## [Source extract]
════════════════════

# Gluing down my foam layout



## swimmer_spe (May 3, 2016)

So, I am at the point where I am ready to solidify my layout. Right now, I have the trackbed at the height I need. I have most of the terrain built up with foam.

So, How do I glue it down? I have some glue the hardware store told me is safe to use with the foam.


----------



## Lehigh74 (Sep 25, 2015)

I generally use Loctite Power Grab for rigid foam. If I want an instant bond, I use a bit of hot melt glue along with it.


----------



## CTValleyRR (Jul 26, 2014)

I use adhesive latex caulk, but any foam safe construction adhesive will also work. Use it sparingly.


----------



## Ko Improbable (Mar 15, 2017)

I'm pretty sure both Loctite and Liquid Nails make foamboard-specific adhesive. I believe I used the Loctite stuff, myself.

I, myself, did not use it sparingly, as I wasn't sure how deep I was going to be carving into it to make rivers and such. At the rate I used it, you'll get a 4x8 sheet glued down with one 10oz tube.


----------



## DonR (Oct 18, 2012)

════════════════════

## [Records provided]

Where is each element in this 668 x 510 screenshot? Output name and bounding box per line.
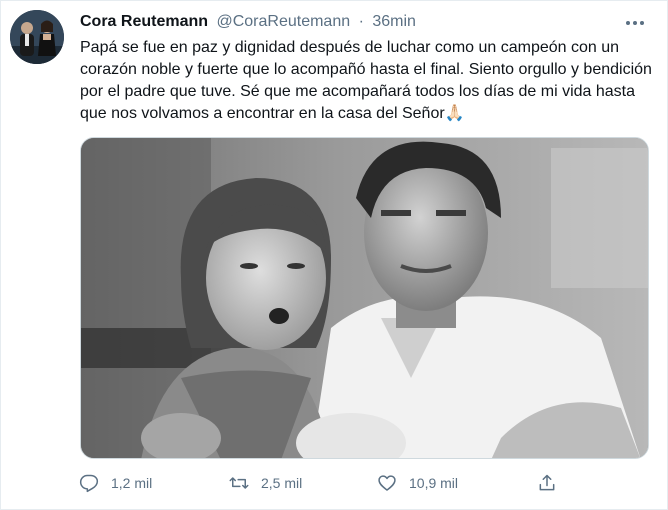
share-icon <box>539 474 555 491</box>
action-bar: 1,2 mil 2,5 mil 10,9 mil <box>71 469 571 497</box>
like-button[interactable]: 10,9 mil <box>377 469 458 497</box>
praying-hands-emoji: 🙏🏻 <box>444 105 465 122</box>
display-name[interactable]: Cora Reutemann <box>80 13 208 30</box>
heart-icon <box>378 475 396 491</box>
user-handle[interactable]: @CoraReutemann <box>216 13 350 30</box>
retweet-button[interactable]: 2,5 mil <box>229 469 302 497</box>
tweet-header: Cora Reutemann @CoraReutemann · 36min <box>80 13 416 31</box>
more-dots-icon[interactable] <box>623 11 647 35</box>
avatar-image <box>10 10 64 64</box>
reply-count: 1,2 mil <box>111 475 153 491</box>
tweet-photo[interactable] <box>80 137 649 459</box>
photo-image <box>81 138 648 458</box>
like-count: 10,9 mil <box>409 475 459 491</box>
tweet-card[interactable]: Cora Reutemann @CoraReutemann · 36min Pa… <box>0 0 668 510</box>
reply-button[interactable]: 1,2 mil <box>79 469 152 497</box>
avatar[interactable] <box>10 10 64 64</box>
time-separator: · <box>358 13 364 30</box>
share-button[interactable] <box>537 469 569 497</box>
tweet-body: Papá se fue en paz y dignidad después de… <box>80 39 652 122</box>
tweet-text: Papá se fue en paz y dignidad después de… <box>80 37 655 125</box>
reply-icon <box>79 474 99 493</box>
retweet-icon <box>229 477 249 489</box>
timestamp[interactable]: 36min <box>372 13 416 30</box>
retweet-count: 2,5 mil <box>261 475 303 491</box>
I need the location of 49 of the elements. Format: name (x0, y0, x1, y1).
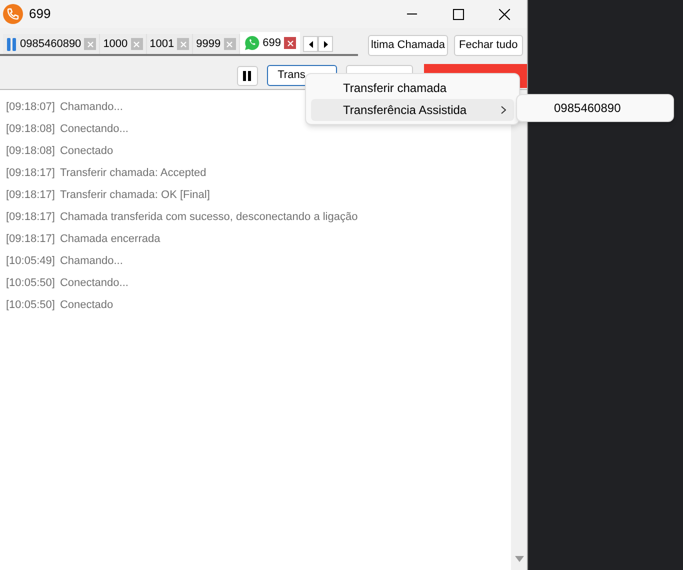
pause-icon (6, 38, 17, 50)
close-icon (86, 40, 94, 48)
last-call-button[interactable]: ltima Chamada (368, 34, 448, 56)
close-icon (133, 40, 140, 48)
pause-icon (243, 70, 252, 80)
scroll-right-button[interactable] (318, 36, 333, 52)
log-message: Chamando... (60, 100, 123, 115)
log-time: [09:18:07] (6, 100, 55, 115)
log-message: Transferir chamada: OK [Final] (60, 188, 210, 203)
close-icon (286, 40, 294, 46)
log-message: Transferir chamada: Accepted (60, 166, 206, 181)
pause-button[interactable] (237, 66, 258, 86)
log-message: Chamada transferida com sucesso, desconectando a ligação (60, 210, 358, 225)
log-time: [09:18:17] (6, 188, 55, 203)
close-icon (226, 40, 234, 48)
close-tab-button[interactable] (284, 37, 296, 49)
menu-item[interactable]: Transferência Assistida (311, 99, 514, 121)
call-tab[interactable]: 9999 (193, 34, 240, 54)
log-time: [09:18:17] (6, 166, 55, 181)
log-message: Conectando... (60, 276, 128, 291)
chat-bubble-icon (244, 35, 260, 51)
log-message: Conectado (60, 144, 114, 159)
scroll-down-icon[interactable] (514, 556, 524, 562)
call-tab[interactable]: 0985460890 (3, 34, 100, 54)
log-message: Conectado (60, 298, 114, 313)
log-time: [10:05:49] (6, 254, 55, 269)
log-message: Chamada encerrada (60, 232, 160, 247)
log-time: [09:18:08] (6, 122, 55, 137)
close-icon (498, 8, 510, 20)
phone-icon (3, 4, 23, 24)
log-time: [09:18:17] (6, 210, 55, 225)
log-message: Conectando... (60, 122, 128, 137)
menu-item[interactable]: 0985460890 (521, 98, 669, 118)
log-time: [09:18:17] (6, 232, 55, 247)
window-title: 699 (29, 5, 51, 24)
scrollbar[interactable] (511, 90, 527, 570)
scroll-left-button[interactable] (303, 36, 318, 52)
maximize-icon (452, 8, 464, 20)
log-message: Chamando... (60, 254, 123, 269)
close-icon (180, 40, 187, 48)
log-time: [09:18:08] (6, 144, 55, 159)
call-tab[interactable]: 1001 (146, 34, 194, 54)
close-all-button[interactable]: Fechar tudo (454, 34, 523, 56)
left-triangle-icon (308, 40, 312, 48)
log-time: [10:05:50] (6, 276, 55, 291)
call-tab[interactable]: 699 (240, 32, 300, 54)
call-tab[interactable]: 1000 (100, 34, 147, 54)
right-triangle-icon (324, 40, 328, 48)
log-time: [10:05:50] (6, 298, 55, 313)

════════════════════

## [Task objective]
Reproduce the whole forum thread on gluing down a foam layout word for word. The material is not needed for what follows.

## [Result of the exercise]
# Gluing down my foam layout



## swimmer_spe (May 3, 2016)

So, I am at the point where I am ready to solidify my layout. Right now, I have the trackbed at the height I need. I have most of the terrain built up with foam.

So, How do I glue it down? I have some glue the hardware store told me is safe to use with the foam.


----------



## Lehigh74 (Sep 25, 2015)

I generally use Loctite Power Grab for rigid foam. If I want an instant bond, I use a bit of hot melt glue along with it.


----------



## CTValleyRR (Jul 26, 2014)

I use adhesive latex caulk, but any foam safe construction adhesive will also work. Use it sparingly.


----------



## Ko Improbable (Mar 15, 2017)

I'm pretty sure both Loctite and Liquid Nails make foamboard-specific adhesive. I believe I used the Loctite stuff, myself.

I, myself, did not use it sparingly, as I wasn't sure how deep I was going to be carving into it to make rivers and such. At the rate I used it, you'll get a 4x8 sheet glued down with one 10oz tube.


----------



## DonR (Oct 18, 2012)